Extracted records
◆ ◆ ◆ ◆ ◆ ◆ ◆
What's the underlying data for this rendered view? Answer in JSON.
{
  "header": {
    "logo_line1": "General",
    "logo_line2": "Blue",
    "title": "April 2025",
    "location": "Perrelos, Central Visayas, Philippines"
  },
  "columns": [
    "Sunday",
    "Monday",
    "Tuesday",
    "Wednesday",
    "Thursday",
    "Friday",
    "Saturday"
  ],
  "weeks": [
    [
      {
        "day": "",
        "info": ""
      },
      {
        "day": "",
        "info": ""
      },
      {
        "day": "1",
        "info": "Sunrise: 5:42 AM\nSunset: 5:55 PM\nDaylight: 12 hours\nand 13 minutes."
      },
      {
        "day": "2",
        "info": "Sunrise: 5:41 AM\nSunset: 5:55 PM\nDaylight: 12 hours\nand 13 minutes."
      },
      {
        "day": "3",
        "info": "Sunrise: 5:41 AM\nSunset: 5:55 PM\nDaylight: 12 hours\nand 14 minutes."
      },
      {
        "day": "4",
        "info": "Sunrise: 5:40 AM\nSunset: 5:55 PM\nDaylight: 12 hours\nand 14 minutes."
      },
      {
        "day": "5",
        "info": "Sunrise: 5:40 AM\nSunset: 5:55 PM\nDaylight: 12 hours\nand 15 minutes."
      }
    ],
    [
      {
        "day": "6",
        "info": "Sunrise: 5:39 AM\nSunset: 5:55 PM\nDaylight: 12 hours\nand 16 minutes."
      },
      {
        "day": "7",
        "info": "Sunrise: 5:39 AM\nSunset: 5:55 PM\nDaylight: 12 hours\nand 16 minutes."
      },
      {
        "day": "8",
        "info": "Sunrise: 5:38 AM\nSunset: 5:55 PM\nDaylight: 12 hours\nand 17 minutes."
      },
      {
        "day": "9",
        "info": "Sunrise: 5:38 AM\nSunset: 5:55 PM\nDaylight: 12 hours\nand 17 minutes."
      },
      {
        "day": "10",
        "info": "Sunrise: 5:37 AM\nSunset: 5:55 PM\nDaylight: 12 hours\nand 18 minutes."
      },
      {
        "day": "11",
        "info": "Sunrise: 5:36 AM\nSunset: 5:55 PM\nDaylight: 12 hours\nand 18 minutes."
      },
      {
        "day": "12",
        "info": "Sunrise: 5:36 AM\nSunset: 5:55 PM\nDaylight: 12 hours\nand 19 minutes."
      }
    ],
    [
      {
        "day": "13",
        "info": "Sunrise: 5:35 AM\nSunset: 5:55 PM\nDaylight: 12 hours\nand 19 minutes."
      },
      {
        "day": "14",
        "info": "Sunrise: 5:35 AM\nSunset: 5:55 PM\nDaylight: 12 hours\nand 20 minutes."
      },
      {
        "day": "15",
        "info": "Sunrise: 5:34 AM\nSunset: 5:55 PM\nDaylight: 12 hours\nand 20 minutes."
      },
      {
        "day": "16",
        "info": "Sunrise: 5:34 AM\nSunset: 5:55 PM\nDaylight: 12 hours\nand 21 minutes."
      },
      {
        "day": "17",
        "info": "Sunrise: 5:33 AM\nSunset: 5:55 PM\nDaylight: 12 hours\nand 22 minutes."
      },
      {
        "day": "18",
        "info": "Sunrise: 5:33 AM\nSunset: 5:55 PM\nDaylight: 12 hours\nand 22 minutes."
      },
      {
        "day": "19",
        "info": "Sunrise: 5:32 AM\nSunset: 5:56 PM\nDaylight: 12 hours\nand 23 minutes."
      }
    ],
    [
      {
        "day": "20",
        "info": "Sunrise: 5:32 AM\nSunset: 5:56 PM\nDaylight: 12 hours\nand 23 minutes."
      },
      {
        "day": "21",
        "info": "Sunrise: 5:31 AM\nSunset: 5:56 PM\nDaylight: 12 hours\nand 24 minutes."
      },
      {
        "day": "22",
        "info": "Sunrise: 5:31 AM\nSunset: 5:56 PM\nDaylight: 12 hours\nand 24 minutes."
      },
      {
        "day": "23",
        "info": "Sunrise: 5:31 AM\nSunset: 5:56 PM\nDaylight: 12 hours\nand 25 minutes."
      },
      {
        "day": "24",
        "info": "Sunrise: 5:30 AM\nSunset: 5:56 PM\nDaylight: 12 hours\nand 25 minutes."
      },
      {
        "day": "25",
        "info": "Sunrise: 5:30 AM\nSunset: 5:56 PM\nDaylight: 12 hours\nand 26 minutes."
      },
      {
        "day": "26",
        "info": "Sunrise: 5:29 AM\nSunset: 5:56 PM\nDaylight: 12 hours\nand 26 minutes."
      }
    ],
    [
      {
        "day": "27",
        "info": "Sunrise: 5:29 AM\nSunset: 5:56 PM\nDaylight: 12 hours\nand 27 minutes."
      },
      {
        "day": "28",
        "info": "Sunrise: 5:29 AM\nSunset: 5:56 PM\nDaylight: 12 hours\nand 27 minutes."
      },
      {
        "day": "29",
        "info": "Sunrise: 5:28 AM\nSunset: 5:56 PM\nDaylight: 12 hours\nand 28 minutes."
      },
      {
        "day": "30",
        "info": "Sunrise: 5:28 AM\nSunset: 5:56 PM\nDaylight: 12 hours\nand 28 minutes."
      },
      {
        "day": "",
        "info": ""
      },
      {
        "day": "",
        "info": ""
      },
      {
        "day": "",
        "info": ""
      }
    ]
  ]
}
◆ ◆ ◆ ◆ ◆ ◆ ◆
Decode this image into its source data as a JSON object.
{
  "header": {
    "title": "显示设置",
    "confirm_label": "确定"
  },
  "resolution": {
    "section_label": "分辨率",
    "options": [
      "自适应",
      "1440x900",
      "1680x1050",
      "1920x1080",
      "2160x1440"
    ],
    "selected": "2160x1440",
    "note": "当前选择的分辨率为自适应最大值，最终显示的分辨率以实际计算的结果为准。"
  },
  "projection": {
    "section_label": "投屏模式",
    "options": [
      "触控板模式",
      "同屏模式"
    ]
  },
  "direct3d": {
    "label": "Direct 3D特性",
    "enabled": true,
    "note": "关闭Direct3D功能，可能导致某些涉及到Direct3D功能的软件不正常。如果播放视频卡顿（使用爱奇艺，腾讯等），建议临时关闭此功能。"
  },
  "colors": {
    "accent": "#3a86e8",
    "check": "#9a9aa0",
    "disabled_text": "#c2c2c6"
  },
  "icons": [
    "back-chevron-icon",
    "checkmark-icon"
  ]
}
◆ ◆ ◆ ◆ ◆ ◆ ◆
Among the entries above, how many lines include the word "JSON"? Reply with the number only.

2